**TASK REQUIREMENTS:** Would you transcribe all of the data exactly, down to the last character?

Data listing
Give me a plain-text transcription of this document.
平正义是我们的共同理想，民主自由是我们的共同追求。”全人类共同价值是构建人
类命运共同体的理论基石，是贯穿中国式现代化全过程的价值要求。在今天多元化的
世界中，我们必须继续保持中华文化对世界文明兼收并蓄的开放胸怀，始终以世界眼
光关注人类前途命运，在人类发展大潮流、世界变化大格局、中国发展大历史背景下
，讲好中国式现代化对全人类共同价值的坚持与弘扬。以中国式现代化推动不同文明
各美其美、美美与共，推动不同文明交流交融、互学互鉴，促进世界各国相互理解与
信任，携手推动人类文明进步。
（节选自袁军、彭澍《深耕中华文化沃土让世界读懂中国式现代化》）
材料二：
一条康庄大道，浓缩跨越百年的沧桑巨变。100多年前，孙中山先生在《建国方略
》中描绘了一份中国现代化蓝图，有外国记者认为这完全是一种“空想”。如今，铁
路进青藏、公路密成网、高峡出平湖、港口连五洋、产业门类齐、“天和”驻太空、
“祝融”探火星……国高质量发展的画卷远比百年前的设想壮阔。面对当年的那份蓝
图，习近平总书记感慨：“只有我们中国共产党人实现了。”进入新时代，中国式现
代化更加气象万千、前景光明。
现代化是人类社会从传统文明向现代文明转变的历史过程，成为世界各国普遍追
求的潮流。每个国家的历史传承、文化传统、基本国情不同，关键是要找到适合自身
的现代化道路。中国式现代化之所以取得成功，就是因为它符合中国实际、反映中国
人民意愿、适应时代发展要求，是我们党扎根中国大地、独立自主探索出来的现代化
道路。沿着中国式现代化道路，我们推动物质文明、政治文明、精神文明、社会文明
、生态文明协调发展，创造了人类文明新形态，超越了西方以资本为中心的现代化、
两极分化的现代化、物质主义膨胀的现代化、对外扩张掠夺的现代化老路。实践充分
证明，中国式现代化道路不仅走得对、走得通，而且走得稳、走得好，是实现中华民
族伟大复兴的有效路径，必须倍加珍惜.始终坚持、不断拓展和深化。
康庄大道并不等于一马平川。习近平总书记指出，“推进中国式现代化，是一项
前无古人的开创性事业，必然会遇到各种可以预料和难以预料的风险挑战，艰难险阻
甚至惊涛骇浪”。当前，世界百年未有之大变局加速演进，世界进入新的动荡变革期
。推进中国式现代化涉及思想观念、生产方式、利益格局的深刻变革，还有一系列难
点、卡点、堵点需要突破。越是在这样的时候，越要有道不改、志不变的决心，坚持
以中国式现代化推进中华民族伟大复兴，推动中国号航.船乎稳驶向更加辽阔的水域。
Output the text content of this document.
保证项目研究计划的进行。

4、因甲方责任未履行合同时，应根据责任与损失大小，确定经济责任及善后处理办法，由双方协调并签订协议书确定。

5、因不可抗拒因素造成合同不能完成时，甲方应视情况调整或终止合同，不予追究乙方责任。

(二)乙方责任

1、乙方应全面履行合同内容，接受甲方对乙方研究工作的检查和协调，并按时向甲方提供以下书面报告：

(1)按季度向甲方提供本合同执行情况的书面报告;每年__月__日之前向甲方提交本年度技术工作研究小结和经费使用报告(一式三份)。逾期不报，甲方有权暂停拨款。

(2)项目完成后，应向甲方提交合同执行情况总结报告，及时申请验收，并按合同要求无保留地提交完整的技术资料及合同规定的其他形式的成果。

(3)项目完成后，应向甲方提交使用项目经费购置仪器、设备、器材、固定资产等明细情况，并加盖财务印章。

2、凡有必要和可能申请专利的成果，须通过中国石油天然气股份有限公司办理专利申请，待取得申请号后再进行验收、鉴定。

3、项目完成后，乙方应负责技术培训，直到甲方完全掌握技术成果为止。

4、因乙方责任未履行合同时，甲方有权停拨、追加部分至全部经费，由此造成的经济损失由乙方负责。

**FINISHED EXERCISE:**
Give me a plain-text transcription of this document.
平正义是我们的共同理想，民主自由是我们的共同追求。”全人类共同价值是构建人
类命运共同体的理论基石，是贯穿中国式现代化全过程的价值要求。在今天多元化的
世界中，我们必须继续保持中华文化对世界文明兼收并蓄的开放胸怀，始终以世界眼
光关注人类前途命运，在人类发展大潮流、世界变化大格局、中国发展大历史背景下
，讲好中国式现代化对全人类共同价值的坚持与弘扬。以中国式现代化推动不同文明
各美其美、美美与共，推动不同文明交流交融、互学互鉴，促进世界各国相互理解与
信任，携手推动人类文明进步。
（节选自袁军、彭澍《深耕中华文化沃土让世界读懂中国式现代化》）
材料二：
一条康庄大道，浓缩跨越百年的沧桑巨变。100多年前，孙中山先生在《建国方略
》中描绘了一份中国现代化蓝图，有外国记者认为这完全是一种“空想”。如今，铁
路进青藏、公路密成网、高峡出平湖、港口连五洋、产业门类齐、“天和”驻太空、
“祝融”探火星……国高质量发展的画卷远比百年前的设想壮阔。面对当年的那份蓝
图，习近平总书记感慨：“只有我们中国共产党人实现了。”进入新时代，中国式现
代化更加气象万千、前景光明。
现代化是人类社会从传统文明向现代文明转变的历史过程，成为世界各国普遍追
求的潮流。每个国家的历史传承、文化传统、基本国情不同，关键是要找到适合自身
的现代化道路。中国式现代化之所以取得成功，就是因为它符合中国实际、反映中国
人民意愿、适应时代发展要求，是我们党扎根中国大地、独立自主探索出来的现代化
道路。沿着中国式现代化道路，我们推动物质文明、政治文明、精神文明、社会文明
、生态文明协调发展，创造了人类文明新形态，超越了西方以资本为中心的现代化、
两极分化的现代化、物质主义膨胀的现代化、对外扩张掠夺的现代化老路。实践充分
证明，中国式现代化道路不仅走得对、走得通，而且走得稳、走得好，是实现中华民
族伟大复兴的有效路径，必须倍加珍惜.始终坚持、不断拓展和深化。
康庄大道并不等于一马平川。习近平总书记指出，“推进中国式现代化，是一项
前无古人的开创性事业，必然会遇到各种可以预料和难以预料的风险挑战，艰难险阻
甚至惊涛骇浪”。当前，世界百年未有之大变局加速演进，世界进入新的动荡变革期
。推进中国式现代化涉及思想观念、生产方式、利益格局的深刻变革，还有一系列难
点、卡点、堵点需要突破。越是在这样的时候，越要有道不改、志不变的决心，坚持
以中国式现代化推进中华民族伟大复兴，推动中国号航.船乎稳驶向更加辽阔的水域。
Output the text content of this document.
保证项目研究计划的进行。

4、因甲方责任未履行合同时，应根据责任与损失大小，确定经济责任及善后处理办法，由双方协调并签订协议书确定。

5、因不可抗拒因素造成合同不能完成时，甲方应视情况调整或终止合同，不予追究乙方责任。

(二)乙方责任

1、乙方应全面履行合同内容，接受甲方对乙方研究工作的检查和协调，并按时向甲方提供以下书面报告：

(1)按季度向甲方提供本合同执行情况的书面报告;每年__月__日之前向甲方提交本年度技术工作研究小结和经费使用报告(一式三份)。逾期不报，甲方有权暂停拨款。

(2)项目完成后，应向甲方提交合同执行情况总结报告，及时申请验收，并按合同要求无保留地提交完整的技术资料及合同规定的其他形式的成果。

(3)项目完成后，应向甲方提交使用项目经费购置仪器、设备、器材、固定资产等明细情况，并加盖财务印章。

2、凡有必要和可能申请专利的成果，须通过中国石油天然气股份有限公司办理专利申请，待取得申请号后再进行验收、鉴定。

3、项目完成后，乙方应负责技术培训，直到甲方完全掌握技术成果为止。

4、因乙方责任未履行合同时，甲方有权停拨、追加部分至全部经费，由此造成的经济损失由乙方负责。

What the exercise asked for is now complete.